- **Objective**
Locate every line in the material below that has the word "geological". Copy each of those lines.
══ Material provided ══
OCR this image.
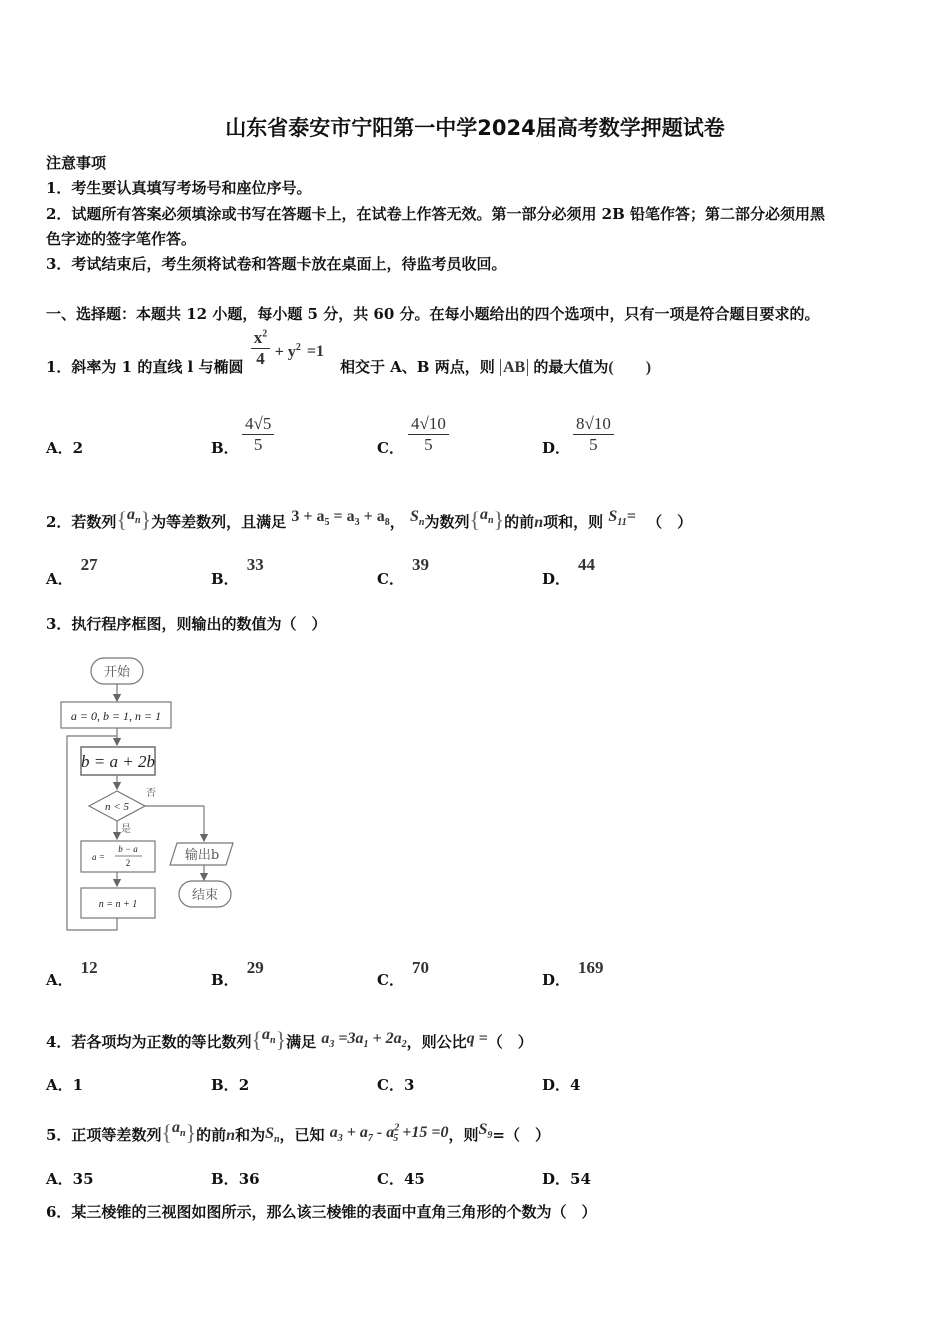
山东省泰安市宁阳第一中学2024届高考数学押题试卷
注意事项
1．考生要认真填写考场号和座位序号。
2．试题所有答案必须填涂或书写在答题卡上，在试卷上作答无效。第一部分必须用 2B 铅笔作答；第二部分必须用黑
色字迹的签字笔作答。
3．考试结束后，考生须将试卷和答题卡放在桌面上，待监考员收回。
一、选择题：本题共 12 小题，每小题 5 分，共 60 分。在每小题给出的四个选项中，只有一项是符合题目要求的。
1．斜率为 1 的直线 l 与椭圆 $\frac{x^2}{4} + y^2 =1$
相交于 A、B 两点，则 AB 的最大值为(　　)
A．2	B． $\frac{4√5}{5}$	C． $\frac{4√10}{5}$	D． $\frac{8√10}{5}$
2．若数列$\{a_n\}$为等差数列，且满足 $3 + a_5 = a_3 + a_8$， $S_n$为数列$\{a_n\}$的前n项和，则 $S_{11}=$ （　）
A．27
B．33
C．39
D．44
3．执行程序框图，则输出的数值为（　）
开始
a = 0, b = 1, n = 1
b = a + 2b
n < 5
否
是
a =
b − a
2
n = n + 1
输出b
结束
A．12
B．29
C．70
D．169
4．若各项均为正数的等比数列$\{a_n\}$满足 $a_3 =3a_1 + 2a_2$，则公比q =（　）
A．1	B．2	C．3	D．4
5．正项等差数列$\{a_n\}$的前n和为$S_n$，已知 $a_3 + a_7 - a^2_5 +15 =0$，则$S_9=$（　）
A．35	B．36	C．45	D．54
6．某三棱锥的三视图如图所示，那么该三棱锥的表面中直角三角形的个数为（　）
═══
══ Material provided ══
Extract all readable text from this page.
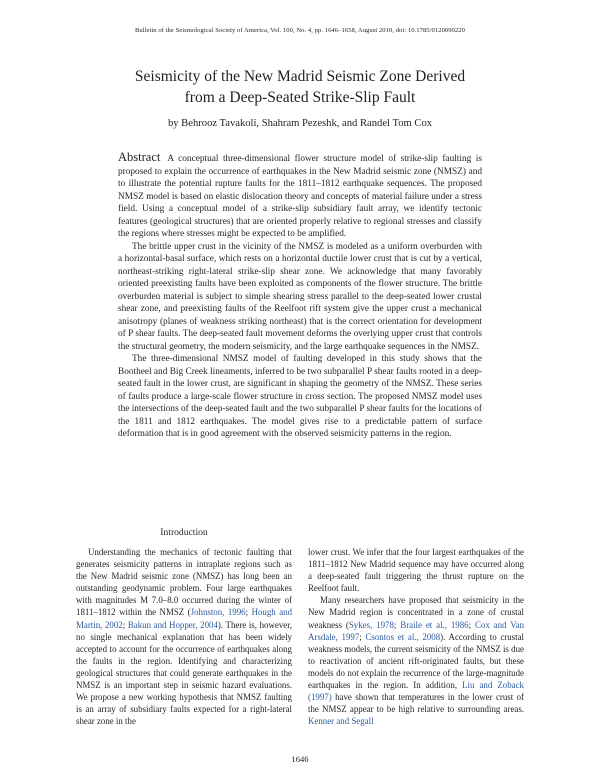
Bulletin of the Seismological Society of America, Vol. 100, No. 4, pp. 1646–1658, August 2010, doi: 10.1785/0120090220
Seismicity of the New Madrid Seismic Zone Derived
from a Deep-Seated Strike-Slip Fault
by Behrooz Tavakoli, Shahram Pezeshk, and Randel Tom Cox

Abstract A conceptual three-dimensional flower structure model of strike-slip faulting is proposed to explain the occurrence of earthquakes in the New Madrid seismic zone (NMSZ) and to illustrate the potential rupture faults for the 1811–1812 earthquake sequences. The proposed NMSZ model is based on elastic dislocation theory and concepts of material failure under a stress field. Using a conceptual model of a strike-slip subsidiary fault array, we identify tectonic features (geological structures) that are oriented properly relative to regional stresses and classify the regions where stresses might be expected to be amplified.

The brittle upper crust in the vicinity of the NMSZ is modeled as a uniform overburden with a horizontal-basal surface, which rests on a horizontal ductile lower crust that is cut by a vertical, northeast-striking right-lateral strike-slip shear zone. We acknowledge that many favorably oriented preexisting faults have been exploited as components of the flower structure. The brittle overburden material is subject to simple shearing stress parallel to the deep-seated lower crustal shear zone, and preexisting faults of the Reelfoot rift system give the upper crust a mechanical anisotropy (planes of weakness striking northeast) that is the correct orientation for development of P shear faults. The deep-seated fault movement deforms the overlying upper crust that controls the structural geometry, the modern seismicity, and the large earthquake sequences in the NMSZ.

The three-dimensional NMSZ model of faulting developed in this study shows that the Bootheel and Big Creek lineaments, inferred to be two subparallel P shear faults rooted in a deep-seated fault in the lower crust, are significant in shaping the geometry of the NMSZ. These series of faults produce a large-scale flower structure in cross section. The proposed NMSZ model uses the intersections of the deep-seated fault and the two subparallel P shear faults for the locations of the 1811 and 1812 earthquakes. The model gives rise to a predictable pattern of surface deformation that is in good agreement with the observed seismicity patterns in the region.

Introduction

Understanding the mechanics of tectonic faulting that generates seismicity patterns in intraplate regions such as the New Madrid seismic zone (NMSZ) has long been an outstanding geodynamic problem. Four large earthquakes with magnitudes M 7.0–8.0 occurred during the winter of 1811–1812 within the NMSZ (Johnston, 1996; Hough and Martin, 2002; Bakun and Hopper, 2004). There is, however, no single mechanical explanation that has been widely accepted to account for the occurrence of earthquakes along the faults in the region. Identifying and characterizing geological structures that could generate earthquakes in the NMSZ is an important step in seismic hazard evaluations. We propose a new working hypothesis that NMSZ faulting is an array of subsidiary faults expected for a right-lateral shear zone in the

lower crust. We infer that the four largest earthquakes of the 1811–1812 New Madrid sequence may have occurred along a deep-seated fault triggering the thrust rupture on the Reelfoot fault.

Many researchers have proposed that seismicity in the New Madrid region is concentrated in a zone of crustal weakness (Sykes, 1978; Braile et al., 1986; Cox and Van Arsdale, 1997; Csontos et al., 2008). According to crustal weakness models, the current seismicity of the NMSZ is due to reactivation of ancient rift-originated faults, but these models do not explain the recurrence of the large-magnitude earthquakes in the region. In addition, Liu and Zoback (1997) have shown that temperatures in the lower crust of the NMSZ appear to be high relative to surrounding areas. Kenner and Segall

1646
═══
══ Material provided ══
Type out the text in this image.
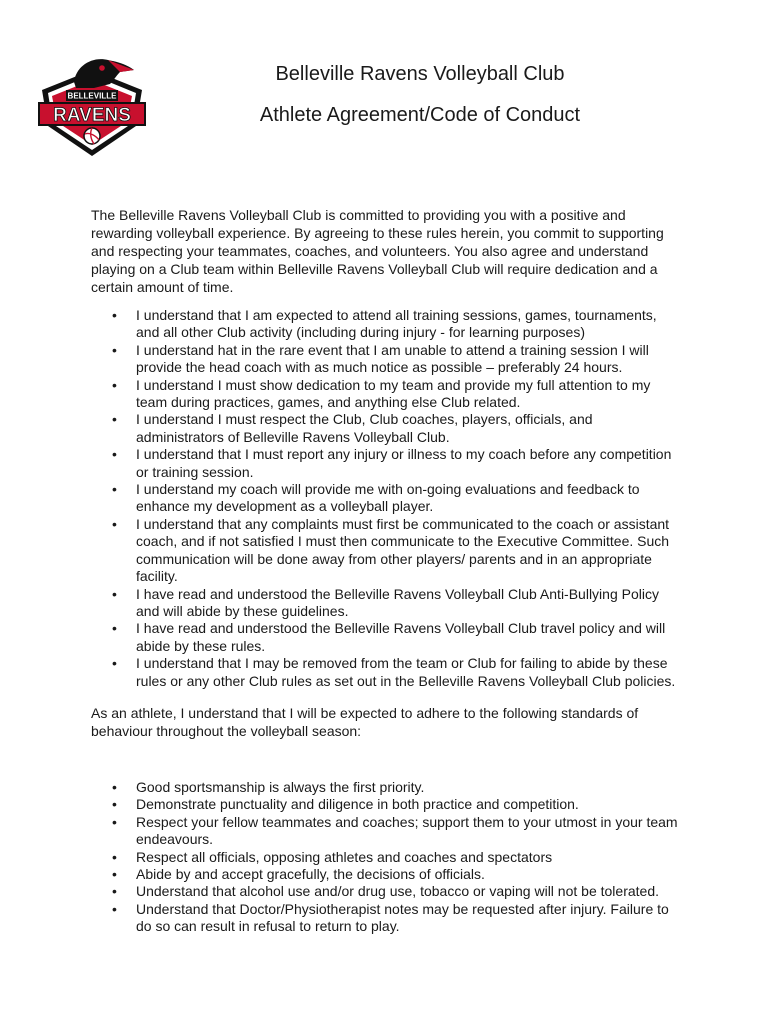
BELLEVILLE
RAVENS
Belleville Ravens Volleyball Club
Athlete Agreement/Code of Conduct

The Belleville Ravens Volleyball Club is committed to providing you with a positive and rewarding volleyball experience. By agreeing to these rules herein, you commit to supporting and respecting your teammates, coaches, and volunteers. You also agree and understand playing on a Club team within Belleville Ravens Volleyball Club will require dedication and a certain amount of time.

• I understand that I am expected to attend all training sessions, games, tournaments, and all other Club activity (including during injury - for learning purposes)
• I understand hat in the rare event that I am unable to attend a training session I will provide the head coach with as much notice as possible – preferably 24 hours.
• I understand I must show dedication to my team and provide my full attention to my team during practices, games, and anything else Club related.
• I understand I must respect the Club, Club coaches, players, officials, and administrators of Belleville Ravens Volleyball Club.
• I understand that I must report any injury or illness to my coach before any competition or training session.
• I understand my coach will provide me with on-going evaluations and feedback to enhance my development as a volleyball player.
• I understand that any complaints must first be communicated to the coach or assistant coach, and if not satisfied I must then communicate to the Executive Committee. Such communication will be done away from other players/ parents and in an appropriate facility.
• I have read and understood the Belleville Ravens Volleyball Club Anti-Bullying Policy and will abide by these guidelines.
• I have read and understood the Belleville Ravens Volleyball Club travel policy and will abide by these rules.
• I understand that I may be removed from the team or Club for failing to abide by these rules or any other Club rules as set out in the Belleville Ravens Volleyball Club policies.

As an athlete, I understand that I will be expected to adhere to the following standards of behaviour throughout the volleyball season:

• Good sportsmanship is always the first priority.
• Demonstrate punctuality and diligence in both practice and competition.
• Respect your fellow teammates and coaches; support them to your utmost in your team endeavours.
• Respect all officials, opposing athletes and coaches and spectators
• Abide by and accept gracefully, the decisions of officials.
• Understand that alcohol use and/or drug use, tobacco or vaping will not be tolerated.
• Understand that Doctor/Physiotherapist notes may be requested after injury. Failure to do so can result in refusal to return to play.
═══
- **Result**
Abstract A conceptual three-dimensional flower structure model of strike-slip faulting is proposed to explain the occurrence of earthquakes in the New Madrid seismic zone (NMSZ) and to illustrate the potential rupture faults for the 1811–1812 earthquake sequences. The proposed NMSZ model is based on elastic dislocation theory and concepts of material failure under a stress field. Using a conceptual model of a strike-slip subsidiary fault array, we identify tectonic features (geological structures) that are oriented properly relative to regional stresses and classify the regions where stresses might be expected to be amplified.
Understanding the mechanics of tectonic faulting that generates seismicity patterns in intraplate regions such as the New Madrid seismic zone (NMSZ) has long been an outstanding geodynamic problem. Four large earthquakes with magnitudes M 7.0–8.0 occurred during the winter of 1811–1812 within the NMSZ (Johnston, 1996; Hough and Martin, 2002; Bakun and Hopper, 2004). There is, however, no single mechanical explanation that has been widely accepted to account for the occurrence of earthquakes along the faults in the region. Identifying and characterizing geological structures that could generate earthquakes in the NMSZ is an important step in seismic hazard evaluations. We propose a new working hypothesis that NMSZ faulting is an array of subsidiary faults expected for a right-lateral shear zone in the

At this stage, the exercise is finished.